▶ REQUEST
Transcribe the entries that follow, word for word.

▶ ENTRIES

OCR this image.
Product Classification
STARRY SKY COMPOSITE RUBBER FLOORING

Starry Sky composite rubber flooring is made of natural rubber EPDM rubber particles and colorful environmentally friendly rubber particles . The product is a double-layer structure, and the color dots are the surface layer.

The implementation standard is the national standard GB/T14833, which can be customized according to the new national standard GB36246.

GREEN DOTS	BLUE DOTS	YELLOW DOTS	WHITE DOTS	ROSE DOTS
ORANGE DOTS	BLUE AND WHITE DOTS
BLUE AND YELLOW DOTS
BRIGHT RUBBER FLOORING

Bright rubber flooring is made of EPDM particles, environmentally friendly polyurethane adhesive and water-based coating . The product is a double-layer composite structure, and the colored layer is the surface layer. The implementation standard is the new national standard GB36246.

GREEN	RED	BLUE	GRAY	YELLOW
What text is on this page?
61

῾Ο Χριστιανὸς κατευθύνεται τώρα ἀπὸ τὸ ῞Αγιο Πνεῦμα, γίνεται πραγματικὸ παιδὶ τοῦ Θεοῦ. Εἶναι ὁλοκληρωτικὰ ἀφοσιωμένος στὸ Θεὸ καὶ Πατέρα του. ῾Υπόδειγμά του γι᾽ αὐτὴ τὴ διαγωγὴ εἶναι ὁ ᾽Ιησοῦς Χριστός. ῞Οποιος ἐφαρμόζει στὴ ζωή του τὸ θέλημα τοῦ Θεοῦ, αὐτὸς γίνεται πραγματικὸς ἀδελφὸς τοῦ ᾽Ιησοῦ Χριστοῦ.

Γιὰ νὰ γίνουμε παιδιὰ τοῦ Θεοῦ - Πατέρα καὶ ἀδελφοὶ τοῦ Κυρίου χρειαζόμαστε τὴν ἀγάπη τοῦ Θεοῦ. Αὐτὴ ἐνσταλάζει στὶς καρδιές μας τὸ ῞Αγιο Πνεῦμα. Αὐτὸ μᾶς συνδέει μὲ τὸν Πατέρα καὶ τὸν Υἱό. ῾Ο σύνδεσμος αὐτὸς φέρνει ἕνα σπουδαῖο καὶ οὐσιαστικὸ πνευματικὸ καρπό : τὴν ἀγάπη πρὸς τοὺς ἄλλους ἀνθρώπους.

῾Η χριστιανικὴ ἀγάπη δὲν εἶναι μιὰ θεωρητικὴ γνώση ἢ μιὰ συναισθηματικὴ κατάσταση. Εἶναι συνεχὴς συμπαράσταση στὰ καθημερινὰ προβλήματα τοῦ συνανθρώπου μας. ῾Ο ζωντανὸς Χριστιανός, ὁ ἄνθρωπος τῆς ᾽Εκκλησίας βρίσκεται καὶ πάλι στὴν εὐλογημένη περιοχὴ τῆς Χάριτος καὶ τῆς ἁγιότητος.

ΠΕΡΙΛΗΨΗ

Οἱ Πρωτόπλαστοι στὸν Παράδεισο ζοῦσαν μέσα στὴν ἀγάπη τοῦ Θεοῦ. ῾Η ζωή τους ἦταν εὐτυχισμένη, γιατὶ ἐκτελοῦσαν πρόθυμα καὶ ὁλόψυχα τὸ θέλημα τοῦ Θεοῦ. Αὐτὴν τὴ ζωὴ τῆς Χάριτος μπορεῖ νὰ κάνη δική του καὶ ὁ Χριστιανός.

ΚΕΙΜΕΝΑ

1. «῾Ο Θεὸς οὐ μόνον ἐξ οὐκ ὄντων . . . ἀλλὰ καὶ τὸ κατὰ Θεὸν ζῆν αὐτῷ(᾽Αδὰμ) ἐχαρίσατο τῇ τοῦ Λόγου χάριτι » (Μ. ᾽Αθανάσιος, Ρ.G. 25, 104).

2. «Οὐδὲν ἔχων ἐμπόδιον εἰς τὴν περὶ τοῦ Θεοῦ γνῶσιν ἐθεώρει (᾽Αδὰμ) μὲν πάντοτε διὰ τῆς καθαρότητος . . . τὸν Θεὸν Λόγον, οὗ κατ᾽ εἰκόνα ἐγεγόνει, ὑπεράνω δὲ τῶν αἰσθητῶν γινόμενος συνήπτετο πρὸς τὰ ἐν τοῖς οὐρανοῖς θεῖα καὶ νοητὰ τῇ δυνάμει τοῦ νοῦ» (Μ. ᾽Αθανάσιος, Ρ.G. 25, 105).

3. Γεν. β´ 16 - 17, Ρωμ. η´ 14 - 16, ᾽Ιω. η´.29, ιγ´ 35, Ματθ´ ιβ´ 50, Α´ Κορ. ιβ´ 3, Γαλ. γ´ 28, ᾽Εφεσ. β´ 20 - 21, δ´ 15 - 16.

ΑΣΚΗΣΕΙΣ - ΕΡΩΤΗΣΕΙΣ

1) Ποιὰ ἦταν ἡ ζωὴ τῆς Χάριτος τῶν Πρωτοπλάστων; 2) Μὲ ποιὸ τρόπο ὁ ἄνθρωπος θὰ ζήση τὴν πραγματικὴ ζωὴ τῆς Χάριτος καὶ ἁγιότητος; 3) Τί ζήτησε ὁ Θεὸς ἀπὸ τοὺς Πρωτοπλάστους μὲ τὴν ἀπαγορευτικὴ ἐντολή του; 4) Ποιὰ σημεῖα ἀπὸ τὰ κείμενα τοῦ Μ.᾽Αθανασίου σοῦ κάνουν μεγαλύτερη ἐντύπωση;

▶ WRITTEN ANSWER
OCR this image.
Product Classification
STARRY SKY COMPOSITE RUBBER FLOORING

Starry Sky composite rubber flooring is made of natural rubber EPDM rubber particles and colorful environmentally friendly rubber particles . The product is a double-layer structure, and the color dots are the surface layer.

The implementation standard is the national standard GB/T14833, which can be customized according to the new national standard GB36246.

GREEN DOTS	BLUE DOTS	YELLOW DOTS	WHITE DOTS	ROSE DOTS
ORANGE DOTS	BLUE AND WHITE DOTS
BLUE AND YELLOW DOTS
BRIGHT RUBBER FLOORING

Bright rubber flooring is made of EPDM particles, environmentally friendly polyurethane adhesive and water-based coating . The product is a double-layer composite structure, and the colored layer is the surface layer. The implementation standard is the new national standard GB36246.

GREEN	RED	BLUE	GRAY	YELLOW
What text is on this page?
61

῾Ο Χριστιανὸς κατευθύνεται τώρα ἀπὸ τὸ ῞Αγιο Πνεῦμα, γίνεται πραγματικὸ παιδὶ τοῦ Θεοῦ. Εἶναι ὁλοκληρωτικὰ ἀφοσιωμένος στὸ Θεὸ καὶ Πατέρα του. ῾Υπόδειγμά του γι᾽ αὐτὴ τὴ διαγωγὴ εἶναι ὁ ᾽Ιησοῦς Χριστός. ῞Οποιος ἐφαρμόζει στὴ ζωή του τὸ θέλημα τοῦ Θεοῦ, αὐτὸς γίνεται πραγματικὸς ἀδελφὸς τοῦ ᾽Ιησοῦ Χριστοῦ.

Γιὰ νὰ γίνουμε παιδιὰ τοῦ Θεοῦ - Πατέρα καὶ ἀδελφοὶ τοῦ Κυρίου χρειαζόμαστε τὴν ἀγάπη τοῦ Θεοῦ. Αὐτὴ ἐνσταλάζει στὶς καρδιές μας τὸ ῞Αγιο Πνεῦμα. Αὐτὸ μᾶς συνδέει μὲ τὸν Πατέρα καὶ τὸν Υἱό. ῾Ο σύνδεσμος αὐτὸς φέρνει ἕνα σπουδαῖο καὶ οὐσιαστικὸ πνευματικὸ καρπό : τὴν ἀγάπη πρὸς τοὺς ἄλλους ἀνθρώπους.

῾Η χριστιανικὴ ἀγάπη δὲν εἶναι μιὰ θεωρητικὴ γνώση ἢ μιὰ συναισθηματικὴ κατάσταση. Εἶναι συνεχὴς συμπαράσταση στὰ καθημερινὰ προβλήματα τοῦ συνανθρώπου μας. ῾Ο ζωντανὸς Χριστιανός, ὁ ἄνθρωπος τῆς ᾽Εκκλησίας βρίσκεται καὶ πάλι στὴν εὐλογημένη περιοχὴ τῆς Χάριτος καὶ τῆς ἁγιότητος.

ΠΕΡΙΛΗΨΗ

Οἱ Πρωτόπλαστοι στὸν Παράδεισο ζοῦσαν μέσα στὴν ἀγάπη τοῦ Θεοῦ. ῾Η ζωή τους ἦταν εὐτυχισμένη, γιατὶ ἐκτελοῦσαν πρόθυμα καὶ ὁλόψυχα τὸ θέλημα τοῦ Θεοῦ. Αὐτὴν τὴ ζωὴ τῆς Χάριτος μπορεῖ νὰ κάνη δική του καὶ ὁ Χριστιανός.

ΚΕΙΜΕΝΑ

1. «῾Ο Θεὸς οὐ μόνον ἐξ οὐκ ὄντων . . . ἀλλὰ καὶ τὸ κατὰ Θεὸν ζῆν αὐτῷ(᾽Αδὰμ) ἐχαρίσατο τῇ τοῦ Λόγου χάριτι » (Μ. ᾽Αθανάσιος, Ρ.G. 25, 104).

2. «Οὐδὲν ἔχων ἐμπόδιον εἰς τὴν περὶ τοῦ Θεοῦ γνῶσιν ἐθεώρει (᾽Αδὰμ) μὲν πάντοτε διὰ τῆς καθαρότητος . . . τὸν Θεὸν Λόγον, οὗ κατ᾽ εἰκόνα ἐγεγόνει, ὑπεράνω δὲ τῶν αἰσθητῶν γινόμενος συνήπτετο πρὸς τὰ ἐν τοῖς οὐρανοῖς θεῖα καὶ νοητὰ τῇ δυνάμει τοῦ νοῦ» (Μ. ᾽Αθανάσιος, Ρ.G. 25, 105).

3. Γεν. β´ 16 - 17, Ρωμ. η´ 14 - 16, ᾽Ιω. η´.29, ιγ´ 35, Ματθ´ ιβ´ 50, Α´ Κορ. ιβ´ 3, Γαλ. γ´ 28, ᾽Εφεσ. β´ 20 - 21, δ´ 15 - 16.

ΑΣΚΗΣΕΙΣ - ΕΡΩΤΗΣΕΙΣ

1) Ποιὰ ἦταν ἡ ζωὴ τῆς Χάριτος τῶν Πρωτοπλάστων; 2) Μὲ ποιὸ τρόπο ὁ ἄνθρωπος θὰ ζήση τὴν πραγματικὴ ζωὴ τῆς Χάριτος καὶ ἁγιότητος; 3) Τί ζήτησε ὁ Θεὸς ἀπὸ τοὺς Πρωτοπλάστους μὲ τὴν ἀπαγορευτικὴ ἐντολή του; 4) Ποιὰ σημεῖα ἀπὸ τὰ κείμενα τοῦ Μ.᾽Αθανασίου σοῦ κάνουν μεγαλύτερη ἐντύπωση;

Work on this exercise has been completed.